◆ REQUIRED TASK A ◆
Reproduce everything from "This paper compares" down to "forecasts perform well." in the forecasting papers digest, substituting "large majority" for "vast majority".
◆ REQUIRED TASK B ◆
Resume the forecasting papers digest, continuing on from its final sentence.

◆ EXTRACTED TEXT ◆
New Forecasting Papers 2011-02-15

In this issue we have A Comparison of Forecasting Procedures for Macroeconomic Series: the Contribution of Structural Break Models, Role of Rules of Thumb in Forecasting Foreign Tourist Arrival: A Case Study of India, Modelling and Forecasting Noisy Realized Volatility, and more.

  1. A Comparison of Forecasting Procedures for Macroeconomic Series: the Contribution of Structural Break Models

Date:

2011

By:

Luc Bauwens
Gary Koop
Dimitris Korobilis
Jeroen V.K. Rombouts

URL:

http://d.repec.org/n?u=RePEc:lvl:lacicr:1104&r=for

This paper compares the forecasting performance of different models which have been proposed for forecasting in the presence of structural breaks. These models differ in their treatment of the break process, the parameters defining the model which applies in each regime and the out-of-sample probability of a break occurring. In an extensive empirical evaluation involving many important macroeconomic time series, we demonstrate the presence of structural breaks and their importance for forecasting in the vast majority of cases. However, we find no single forecasting model consistently works best in the presence of structural breaks. In many cases, the formal modeling of the break process is important in achieving good forecast performance. However, there are also many cases where simple, rolling OLS forecasts perform well.

(Stored data)

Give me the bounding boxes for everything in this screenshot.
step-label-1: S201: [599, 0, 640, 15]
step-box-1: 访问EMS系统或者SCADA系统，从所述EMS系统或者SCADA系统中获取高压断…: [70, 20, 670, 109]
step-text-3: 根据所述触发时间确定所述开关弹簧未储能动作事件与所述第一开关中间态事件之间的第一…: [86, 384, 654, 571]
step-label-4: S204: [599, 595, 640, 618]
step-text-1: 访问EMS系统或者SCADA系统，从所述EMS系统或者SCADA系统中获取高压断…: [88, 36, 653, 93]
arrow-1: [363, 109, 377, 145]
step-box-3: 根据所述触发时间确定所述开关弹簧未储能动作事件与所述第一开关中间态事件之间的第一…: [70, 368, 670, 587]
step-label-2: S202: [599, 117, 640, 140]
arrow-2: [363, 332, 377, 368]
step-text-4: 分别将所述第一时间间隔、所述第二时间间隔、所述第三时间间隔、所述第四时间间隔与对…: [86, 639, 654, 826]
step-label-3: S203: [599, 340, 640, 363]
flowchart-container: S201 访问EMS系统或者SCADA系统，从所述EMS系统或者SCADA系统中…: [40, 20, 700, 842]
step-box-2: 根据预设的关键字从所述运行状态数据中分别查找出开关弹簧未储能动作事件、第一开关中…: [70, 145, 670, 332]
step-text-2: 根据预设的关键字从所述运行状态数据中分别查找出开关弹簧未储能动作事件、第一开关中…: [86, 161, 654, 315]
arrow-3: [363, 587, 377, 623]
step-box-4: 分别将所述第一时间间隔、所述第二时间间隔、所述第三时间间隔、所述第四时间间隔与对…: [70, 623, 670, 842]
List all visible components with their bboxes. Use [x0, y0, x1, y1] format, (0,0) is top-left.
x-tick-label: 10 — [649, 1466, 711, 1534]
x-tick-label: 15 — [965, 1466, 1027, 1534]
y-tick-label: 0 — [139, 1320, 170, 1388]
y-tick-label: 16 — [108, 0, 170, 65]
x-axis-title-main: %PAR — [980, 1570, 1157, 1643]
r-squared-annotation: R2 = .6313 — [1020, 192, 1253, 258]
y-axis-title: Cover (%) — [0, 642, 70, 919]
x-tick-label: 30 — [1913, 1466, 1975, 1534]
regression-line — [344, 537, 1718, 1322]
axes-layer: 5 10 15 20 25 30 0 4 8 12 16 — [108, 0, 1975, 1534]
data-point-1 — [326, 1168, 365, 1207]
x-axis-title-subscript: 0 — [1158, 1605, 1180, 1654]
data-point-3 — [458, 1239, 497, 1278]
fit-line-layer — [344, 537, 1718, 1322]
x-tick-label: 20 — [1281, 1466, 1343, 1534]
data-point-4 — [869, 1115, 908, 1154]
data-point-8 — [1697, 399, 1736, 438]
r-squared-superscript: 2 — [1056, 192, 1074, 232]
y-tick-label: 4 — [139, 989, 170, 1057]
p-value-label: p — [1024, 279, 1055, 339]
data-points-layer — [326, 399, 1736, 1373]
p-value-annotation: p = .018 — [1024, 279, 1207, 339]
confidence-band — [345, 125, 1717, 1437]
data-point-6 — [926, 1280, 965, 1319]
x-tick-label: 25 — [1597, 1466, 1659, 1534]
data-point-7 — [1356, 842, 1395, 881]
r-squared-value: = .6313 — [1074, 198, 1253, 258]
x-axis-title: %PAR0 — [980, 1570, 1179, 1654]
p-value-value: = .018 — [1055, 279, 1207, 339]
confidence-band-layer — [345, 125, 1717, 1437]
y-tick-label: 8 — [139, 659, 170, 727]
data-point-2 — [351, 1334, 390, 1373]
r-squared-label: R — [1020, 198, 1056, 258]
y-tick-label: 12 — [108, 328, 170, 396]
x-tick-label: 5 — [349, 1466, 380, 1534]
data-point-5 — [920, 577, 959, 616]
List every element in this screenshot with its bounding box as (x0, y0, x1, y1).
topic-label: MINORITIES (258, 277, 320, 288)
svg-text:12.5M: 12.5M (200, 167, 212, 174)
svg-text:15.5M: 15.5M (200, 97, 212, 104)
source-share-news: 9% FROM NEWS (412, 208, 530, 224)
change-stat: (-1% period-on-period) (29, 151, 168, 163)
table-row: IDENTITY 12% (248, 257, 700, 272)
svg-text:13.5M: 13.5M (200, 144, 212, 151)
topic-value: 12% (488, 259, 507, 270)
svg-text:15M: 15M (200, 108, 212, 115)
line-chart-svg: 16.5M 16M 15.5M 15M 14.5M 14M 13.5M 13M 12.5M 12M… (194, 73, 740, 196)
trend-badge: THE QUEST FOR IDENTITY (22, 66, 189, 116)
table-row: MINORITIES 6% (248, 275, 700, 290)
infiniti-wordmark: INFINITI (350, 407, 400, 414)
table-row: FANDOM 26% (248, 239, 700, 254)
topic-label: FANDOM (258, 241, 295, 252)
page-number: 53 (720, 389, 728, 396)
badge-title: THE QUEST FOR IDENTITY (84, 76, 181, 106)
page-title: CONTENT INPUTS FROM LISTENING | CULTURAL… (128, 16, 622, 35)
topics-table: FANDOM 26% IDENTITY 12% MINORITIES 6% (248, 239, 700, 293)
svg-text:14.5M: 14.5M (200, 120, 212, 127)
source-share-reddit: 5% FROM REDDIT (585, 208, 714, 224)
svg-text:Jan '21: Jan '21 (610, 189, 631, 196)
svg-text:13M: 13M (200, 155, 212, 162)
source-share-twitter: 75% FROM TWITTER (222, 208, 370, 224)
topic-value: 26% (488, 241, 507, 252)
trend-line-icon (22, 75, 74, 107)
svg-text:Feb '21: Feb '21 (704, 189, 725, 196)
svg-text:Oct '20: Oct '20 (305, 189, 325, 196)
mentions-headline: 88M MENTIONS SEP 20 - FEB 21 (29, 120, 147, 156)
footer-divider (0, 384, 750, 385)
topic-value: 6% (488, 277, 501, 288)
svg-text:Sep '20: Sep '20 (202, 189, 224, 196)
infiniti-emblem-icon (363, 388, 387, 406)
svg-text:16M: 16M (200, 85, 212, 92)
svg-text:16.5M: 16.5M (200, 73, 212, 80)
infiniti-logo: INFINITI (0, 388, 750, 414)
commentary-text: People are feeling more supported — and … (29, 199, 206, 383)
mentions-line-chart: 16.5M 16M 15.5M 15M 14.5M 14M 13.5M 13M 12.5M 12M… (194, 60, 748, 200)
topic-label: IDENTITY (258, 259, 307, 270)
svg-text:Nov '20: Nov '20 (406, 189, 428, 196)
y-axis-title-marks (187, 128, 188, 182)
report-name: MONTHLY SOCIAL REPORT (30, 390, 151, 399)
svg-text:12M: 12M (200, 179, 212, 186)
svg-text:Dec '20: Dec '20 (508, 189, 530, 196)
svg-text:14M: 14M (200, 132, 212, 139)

◆ RESULT A ◆
This paper compares the forecasting performance of different models which have been proposed for forecasting in the presence of structural breaks. These models differ in their treatment of the break process, the parameters defining the model which applies in each regime and the out-of-sample probability of a break occurring. In an extensive empirical evaluation involving many important macroeconomic time series, we demonstrate the presence of structural breaks and their importance for forecasting in the large majority of cases. However, we find no single forecasting model consistently works best in the presence of structural breaks. In many cases, the formal modeling of the break process is important in achieving good forecast performance. However, there are also many cases where simple, rolling OLS forecasts perform well.

◆ RESULT B ◆
Keywords:

Forecasting, change-points, Markov switching, Bayesian inference

JEL:

C11

  1. Role of Rules of Thumb in Forecasting Foreign Tourist Arrival: A Case Study of India

Date:

2011-01-31

By:

Bhattacharya, Kaushik

URL:

http://d.repec.org/n?u=RePEc:pra:mprapa:28515&r=for

The paper examines forecast performances of some popular rules of thumb vis-à-vis more sophisticated time series models in the specific context of foreign tourist arrival in India. Among all forecasting approaches attempted in the study, exponential smoothing (ES) and ARIMA provided the best short-term forecasts, closely followed by autoregressive distributed lag (ADL) models. These results are largely in agreement with cross-country findings on tourism forecast. Foreign tourist arrival data in India, however, displayed a regularity that did not change substantially even in the face of major global or local events. Given the regularity, our study suggests that rules of thumb can play an important practical part in short-term forecasts of tourist arrival in India. Our study, however, reveals that forecasts from such thumb rules could be improved substantially through simple residual corrections and incorporation of other information available in the public domain.

Keywords:

Tourism; Tourist Arrival; Forecasting; Rules of Thumb; Exponential Smoothing; ARIMA; ADL

JEL:

C22

  1. Modelling and Forecasting Noisy Realized Volatility

Date:

2011-01

By:

Manabu Asai (Faculty of Economics, Soka University)
Michael McAleer (Erasmus University Rotterdam, Tinbergen Institute, The Netherlands, and Institute of Economic Research, Kyoto University)
Marcelo C. Medeiros (Department of Economics, Pontifical Catholic University of Rio de Janeiro)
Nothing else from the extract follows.